WHAT YOU WILL DO:
Present each line of the entries below that holds the word "which".

DATA TO USE:

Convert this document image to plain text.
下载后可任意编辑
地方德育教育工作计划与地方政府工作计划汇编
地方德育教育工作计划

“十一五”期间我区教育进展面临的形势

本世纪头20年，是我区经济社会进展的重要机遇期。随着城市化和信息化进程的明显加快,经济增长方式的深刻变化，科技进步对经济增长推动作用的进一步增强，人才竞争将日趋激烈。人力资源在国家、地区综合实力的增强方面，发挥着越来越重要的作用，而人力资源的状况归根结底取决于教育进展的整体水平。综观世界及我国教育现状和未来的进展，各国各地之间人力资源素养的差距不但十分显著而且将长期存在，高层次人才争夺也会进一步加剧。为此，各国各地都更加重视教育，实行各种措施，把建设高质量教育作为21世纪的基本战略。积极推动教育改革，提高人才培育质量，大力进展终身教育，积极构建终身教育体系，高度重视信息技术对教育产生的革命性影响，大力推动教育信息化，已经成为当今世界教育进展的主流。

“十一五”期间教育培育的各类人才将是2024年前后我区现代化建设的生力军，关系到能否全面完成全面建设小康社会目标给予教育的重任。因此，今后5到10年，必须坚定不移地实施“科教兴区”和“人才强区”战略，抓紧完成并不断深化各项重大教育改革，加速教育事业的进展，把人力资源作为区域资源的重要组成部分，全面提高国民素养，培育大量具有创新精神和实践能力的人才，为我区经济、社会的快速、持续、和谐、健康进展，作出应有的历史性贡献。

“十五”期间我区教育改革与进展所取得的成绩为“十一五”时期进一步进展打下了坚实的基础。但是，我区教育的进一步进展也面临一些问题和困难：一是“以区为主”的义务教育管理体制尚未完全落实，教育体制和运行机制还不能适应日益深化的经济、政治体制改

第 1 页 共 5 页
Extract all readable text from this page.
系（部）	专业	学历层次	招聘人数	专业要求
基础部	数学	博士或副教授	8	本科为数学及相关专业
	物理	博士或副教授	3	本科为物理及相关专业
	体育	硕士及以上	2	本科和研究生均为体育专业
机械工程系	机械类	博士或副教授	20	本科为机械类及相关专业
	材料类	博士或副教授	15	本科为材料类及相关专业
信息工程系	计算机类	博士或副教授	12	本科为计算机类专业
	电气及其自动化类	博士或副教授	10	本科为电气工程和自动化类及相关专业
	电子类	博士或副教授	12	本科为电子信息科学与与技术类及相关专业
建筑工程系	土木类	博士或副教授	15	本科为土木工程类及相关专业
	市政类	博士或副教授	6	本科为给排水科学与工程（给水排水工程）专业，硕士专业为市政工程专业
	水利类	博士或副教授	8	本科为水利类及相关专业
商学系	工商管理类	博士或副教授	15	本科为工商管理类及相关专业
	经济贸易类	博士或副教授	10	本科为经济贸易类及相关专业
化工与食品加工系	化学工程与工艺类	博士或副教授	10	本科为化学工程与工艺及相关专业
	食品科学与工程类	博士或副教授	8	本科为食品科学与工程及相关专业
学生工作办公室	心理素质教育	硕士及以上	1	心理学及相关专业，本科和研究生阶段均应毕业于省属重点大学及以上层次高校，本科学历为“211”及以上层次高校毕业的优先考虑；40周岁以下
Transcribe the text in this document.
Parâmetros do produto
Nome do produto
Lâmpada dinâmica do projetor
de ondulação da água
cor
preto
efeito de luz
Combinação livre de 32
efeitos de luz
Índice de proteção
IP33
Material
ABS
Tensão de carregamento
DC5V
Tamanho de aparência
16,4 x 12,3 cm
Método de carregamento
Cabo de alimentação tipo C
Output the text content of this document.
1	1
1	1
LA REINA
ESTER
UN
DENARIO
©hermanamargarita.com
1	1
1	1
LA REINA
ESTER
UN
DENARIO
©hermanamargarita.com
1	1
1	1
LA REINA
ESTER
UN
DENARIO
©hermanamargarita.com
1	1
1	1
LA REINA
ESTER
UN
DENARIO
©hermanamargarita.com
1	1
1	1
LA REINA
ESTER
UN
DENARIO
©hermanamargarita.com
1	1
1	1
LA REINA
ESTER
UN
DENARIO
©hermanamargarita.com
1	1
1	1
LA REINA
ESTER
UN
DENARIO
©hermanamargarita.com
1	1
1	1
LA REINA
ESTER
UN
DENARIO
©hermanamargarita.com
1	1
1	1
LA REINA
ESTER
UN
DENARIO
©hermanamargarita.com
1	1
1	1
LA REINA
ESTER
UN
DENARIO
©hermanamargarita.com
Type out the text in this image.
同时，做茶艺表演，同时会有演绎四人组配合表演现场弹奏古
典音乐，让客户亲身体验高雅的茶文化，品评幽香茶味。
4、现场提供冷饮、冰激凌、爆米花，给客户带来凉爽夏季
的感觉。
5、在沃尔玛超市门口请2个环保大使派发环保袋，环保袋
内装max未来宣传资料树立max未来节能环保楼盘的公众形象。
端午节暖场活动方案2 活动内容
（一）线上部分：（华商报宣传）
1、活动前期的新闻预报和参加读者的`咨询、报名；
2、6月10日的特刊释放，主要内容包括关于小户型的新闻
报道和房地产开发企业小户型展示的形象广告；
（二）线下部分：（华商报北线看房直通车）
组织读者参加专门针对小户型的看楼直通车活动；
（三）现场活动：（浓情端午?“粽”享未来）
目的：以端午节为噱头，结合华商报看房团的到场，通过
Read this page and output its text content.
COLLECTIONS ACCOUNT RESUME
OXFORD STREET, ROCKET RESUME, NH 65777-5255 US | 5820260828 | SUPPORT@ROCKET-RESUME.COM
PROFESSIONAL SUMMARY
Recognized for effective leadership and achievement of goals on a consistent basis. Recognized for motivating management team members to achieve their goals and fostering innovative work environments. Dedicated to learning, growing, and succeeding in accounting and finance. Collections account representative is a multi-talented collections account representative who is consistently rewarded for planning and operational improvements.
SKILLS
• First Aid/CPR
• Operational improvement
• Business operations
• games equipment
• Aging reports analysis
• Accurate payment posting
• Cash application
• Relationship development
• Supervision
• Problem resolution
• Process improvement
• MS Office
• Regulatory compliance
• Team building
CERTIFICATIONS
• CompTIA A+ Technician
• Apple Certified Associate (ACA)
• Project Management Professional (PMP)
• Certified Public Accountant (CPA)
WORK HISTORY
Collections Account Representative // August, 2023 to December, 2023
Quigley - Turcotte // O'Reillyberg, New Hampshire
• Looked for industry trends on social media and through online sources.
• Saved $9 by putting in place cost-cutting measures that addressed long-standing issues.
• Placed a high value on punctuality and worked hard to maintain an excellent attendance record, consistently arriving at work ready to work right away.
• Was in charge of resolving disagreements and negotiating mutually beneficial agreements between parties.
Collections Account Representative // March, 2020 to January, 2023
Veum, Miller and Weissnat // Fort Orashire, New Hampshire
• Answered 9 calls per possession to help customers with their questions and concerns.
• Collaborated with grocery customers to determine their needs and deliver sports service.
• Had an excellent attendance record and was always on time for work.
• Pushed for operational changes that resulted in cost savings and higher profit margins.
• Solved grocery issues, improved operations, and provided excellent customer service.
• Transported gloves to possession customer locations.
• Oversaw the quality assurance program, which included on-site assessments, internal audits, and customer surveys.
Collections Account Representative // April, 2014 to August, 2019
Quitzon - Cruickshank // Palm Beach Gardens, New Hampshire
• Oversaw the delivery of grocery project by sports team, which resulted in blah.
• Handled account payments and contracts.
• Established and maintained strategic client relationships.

SOLUTION:
• Oversaw the quality assurance program, which included on-site assessments, internal audits, and customer surveys.
• Oversaw the delivery of grocery project by sports team, which resulted in blah.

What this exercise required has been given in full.